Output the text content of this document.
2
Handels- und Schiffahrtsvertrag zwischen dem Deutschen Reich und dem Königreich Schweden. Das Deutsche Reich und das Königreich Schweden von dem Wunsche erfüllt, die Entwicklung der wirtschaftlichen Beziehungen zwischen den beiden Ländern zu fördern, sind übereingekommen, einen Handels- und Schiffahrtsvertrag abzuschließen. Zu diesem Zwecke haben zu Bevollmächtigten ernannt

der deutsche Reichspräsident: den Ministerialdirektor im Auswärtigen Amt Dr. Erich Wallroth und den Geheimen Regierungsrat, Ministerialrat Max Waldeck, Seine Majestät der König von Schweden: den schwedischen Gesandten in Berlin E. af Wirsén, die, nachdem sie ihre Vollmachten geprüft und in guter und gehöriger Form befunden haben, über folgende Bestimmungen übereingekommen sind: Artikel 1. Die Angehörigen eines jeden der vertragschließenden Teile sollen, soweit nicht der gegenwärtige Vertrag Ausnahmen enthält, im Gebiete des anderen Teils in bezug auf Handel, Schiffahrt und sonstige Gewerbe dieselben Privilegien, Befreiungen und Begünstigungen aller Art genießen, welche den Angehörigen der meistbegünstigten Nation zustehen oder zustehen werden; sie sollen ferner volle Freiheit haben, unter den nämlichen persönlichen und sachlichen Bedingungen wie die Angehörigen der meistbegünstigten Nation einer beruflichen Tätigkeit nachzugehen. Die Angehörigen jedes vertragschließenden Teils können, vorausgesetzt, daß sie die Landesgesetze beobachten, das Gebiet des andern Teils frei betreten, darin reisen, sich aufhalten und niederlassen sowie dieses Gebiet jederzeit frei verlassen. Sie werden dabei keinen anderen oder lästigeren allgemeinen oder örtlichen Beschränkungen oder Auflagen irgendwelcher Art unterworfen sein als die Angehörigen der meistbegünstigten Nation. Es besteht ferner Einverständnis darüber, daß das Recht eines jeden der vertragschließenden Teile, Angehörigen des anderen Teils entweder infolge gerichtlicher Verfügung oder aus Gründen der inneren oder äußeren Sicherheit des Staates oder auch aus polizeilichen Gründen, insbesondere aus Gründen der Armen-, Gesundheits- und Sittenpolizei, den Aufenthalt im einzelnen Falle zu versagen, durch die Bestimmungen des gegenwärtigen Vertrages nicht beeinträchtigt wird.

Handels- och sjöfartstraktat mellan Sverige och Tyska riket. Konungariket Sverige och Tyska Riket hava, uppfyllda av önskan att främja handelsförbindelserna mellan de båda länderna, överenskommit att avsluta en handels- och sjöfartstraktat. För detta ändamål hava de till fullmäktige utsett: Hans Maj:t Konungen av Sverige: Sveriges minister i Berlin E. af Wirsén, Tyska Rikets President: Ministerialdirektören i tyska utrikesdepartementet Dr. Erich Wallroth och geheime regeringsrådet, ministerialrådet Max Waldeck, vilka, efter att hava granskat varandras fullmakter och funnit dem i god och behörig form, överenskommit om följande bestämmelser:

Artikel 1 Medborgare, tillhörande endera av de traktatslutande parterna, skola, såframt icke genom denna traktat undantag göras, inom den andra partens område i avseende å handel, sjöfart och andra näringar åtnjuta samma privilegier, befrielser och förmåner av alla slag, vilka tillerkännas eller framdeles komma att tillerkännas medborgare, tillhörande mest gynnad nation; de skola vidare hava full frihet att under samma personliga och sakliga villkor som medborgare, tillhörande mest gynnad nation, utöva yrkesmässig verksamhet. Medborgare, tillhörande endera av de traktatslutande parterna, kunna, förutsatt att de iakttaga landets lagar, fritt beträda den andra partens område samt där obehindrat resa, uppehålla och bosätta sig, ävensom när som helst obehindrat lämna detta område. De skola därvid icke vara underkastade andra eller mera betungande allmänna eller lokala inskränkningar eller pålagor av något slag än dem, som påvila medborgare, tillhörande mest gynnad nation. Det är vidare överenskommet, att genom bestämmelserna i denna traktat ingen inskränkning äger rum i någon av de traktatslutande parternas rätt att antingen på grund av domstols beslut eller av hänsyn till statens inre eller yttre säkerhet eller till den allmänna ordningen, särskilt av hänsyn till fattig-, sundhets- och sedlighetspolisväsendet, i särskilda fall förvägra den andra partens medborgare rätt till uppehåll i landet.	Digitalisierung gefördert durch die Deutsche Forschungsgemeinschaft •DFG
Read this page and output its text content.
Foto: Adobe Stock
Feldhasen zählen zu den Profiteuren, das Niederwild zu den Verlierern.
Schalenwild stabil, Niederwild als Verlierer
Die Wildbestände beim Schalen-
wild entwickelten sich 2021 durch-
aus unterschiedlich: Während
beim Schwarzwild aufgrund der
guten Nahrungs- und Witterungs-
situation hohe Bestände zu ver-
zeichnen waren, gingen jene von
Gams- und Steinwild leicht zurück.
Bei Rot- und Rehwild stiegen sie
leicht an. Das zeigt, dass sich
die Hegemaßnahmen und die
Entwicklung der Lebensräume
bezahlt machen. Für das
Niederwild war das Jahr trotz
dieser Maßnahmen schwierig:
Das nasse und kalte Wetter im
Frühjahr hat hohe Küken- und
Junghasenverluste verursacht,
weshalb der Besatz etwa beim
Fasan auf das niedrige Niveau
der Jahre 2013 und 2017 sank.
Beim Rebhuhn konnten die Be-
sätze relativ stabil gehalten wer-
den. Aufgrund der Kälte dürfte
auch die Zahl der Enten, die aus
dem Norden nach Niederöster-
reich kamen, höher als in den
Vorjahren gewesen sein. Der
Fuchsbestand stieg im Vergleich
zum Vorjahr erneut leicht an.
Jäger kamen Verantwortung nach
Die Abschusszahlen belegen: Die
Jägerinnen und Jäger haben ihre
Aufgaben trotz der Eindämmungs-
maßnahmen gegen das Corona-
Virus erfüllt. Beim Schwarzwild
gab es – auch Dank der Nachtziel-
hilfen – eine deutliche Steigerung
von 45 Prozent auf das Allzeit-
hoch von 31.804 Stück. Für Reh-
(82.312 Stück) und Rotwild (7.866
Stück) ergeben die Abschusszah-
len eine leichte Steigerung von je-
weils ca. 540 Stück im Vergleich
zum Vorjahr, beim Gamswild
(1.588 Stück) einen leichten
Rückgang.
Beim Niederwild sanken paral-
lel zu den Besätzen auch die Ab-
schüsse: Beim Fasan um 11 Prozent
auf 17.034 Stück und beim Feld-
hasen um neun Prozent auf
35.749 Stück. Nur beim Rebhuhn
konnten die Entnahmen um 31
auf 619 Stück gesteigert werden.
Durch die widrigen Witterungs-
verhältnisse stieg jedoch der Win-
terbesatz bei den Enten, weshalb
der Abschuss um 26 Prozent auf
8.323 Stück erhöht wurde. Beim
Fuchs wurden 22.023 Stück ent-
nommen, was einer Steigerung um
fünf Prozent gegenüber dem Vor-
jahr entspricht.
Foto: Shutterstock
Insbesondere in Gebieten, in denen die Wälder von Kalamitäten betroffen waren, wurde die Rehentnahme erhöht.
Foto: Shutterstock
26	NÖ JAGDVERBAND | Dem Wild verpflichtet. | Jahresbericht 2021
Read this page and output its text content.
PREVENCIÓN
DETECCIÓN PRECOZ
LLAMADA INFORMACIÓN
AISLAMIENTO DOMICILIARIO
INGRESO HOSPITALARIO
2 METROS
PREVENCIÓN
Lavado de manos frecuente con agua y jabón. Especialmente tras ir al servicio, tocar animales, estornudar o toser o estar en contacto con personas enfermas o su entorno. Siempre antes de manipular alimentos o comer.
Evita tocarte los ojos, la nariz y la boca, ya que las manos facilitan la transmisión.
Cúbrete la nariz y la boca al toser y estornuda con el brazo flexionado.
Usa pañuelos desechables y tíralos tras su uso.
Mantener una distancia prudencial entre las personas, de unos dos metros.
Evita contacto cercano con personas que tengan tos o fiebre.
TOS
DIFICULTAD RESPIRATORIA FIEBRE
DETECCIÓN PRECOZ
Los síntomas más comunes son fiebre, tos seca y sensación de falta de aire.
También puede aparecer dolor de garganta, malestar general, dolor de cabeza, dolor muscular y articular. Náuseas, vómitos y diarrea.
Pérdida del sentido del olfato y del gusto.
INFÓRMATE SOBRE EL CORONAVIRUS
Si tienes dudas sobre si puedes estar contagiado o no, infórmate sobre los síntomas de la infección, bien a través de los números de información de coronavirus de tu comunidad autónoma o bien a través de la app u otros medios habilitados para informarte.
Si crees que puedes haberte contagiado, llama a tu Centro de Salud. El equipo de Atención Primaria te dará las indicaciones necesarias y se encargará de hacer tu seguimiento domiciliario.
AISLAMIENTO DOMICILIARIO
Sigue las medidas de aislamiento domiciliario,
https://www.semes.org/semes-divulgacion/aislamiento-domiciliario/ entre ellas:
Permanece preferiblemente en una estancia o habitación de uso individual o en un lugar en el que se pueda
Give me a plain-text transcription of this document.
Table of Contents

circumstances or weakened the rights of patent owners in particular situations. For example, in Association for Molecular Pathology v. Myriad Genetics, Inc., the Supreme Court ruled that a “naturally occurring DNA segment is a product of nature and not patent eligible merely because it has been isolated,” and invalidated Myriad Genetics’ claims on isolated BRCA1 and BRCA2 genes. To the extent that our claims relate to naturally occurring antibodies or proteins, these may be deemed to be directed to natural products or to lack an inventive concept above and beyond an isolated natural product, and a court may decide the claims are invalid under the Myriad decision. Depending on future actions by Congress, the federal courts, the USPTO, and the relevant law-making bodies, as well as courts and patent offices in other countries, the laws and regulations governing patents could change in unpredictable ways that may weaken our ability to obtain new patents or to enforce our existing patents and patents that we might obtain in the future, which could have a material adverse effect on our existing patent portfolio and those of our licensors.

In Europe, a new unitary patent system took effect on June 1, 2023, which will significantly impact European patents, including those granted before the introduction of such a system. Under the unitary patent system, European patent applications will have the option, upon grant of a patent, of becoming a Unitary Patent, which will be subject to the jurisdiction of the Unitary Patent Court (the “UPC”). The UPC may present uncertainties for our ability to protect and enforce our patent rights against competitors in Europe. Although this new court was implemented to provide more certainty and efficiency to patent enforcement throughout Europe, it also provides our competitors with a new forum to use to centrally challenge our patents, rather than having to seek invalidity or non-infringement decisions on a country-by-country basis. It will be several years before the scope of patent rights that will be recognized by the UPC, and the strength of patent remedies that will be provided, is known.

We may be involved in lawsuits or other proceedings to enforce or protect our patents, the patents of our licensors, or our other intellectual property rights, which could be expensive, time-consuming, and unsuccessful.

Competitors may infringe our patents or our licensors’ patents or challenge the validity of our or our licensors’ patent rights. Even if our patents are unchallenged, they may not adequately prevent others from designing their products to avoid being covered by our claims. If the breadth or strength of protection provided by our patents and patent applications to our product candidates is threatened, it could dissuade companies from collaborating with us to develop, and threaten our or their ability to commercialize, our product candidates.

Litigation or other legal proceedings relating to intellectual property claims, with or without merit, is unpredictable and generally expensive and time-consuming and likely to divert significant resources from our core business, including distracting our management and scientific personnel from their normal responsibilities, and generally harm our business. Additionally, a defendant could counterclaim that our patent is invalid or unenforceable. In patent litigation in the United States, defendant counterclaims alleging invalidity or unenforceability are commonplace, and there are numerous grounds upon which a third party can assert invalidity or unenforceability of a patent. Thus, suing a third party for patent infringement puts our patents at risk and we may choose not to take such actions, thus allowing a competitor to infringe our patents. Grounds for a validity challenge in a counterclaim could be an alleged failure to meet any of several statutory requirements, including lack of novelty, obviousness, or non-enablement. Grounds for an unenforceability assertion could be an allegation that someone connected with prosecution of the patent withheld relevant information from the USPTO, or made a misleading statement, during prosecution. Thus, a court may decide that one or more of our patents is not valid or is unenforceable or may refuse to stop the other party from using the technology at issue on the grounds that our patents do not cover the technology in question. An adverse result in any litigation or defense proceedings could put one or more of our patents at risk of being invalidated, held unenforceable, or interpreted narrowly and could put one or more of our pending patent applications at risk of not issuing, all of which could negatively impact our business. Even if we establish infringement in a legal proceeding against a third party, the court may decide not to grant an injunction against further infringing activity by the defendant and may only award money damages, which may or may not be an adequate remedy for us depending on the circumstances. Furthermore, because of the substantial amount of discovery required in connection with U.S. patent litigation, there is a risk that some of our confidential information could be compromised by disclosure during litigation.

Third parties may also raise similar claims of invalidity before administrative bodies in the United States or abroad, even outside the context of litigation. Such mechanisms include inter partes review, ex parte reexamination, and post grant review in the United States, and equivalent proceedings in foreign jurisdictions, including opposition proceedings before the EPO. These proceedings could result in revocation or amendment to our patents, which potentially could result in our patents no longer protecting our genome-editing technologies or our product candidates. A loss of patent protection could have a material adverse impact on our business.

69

================================

### Work instructions
If a line of the records above holds the word "kamen", show it.

### Answer space
reich kamen, höher als in den
Jäger kamen Verantwortung nach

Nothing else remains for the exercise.